What to work on – Gather all lines containing the string "school" and copy them out.

───── Given information

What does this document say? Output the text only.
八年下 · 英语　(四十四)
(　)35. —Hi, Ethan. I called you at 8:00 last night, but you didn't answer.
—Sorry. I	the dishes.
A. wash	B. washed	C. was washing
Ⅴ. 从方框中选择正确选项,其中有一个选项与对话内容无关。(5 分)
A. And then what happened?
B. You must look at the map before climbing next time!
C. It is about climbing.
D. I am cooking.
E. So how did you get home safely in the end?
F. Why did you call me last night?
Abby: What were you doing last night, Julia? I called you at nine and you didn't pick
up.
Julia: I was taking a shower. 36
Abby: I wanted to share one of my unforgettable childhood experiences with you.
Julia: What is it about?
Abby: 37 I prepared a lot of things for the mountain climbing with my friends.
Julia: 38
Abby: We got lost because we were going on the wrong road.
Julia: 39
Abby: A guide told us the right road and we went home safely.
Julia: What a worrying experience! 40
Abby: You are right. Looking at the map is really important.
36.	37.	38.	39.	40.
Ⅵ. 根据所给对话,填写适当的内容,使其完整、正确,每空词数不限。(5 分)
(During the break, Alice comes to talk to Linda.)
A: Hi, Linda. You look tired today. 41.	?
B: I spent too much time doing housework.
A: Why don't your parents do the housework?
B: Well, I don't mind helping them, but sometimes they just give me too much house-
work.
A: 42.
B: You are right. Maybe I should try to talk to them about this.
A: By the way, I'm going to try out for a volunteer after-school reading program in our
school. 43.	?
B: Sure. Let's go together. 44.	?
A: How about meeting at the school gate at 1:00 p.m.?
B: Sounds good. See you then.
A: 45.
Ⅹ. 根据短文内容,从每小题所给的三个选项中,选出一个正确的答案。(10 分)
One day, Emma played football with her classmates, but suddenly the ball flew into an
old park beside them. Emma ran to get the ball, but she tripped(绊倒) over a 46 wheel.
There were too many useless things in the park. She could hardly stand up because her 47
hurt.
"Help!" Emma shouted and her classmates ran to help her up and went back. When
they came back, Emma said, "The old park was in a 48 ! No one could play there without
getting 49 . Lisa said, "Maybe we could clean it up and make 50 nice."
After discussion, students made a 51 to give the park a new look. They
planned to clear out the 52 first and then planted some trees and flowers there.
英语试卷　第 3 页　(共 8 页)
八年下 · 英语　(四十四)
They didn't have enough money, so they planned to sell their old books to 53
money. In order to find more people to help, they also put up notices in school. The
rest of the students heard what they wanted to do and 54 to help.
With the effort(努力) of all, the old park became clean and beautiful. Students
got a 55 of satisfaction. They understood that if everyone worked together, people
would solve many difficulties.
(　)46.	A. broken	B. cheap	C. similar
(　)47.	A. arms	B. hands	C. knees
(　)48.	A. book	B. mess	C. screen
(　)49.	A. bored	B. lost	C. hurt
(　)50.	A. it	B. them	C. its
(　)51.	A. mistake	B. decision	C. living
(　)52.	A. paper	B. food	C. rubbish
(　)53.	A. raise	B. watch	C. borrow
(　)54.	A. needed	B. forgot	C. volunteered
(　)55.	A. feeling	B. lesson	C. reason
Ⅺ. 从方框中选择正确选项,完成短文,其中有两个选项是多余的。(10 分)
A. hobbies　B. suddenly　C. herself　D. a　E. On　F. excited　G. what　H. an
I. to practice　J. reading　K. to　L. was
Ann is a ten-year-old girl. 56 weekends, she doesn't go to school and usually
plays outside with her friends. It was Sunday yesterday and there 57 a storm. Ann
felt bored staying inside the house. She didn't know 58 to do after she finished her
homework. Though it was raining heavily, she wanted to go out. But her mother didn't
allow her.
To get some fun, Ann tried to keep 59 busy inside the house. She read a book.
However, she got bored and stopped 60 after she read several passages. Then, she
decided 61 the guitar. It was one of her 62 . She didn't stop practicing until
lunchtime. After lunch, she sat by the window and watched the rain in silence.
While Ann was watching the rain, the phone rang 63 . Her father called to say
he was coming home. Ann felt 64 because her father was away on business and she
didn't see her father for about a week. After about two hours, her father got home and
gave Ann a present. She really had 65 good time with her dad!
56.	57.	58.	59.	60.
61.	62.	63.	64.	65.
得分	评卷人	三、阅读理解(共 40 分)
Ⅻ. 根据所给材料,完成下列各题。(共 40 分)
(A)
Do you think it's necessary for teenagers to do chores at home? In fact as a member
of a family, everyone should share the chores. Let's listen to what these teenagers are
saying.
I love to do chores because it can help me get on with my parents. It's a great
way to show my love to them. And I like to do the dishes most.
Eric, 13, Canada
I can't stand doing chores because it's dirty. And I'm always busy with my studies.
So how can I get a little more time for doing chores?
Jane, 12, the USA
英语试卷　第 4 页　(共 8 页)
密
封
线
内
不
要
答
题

──────────

Right answer –
A: By the way, I'm going to try out for a volunteer after-school reading program in our
school. 43.	?
A: How about meeting at the school gate at 1:00 p.m.?
money. In order to find more people to help, they also put up notices in school. The
Ann is a ten-year-old girl. 56 weekends, she doesn't go to school and usually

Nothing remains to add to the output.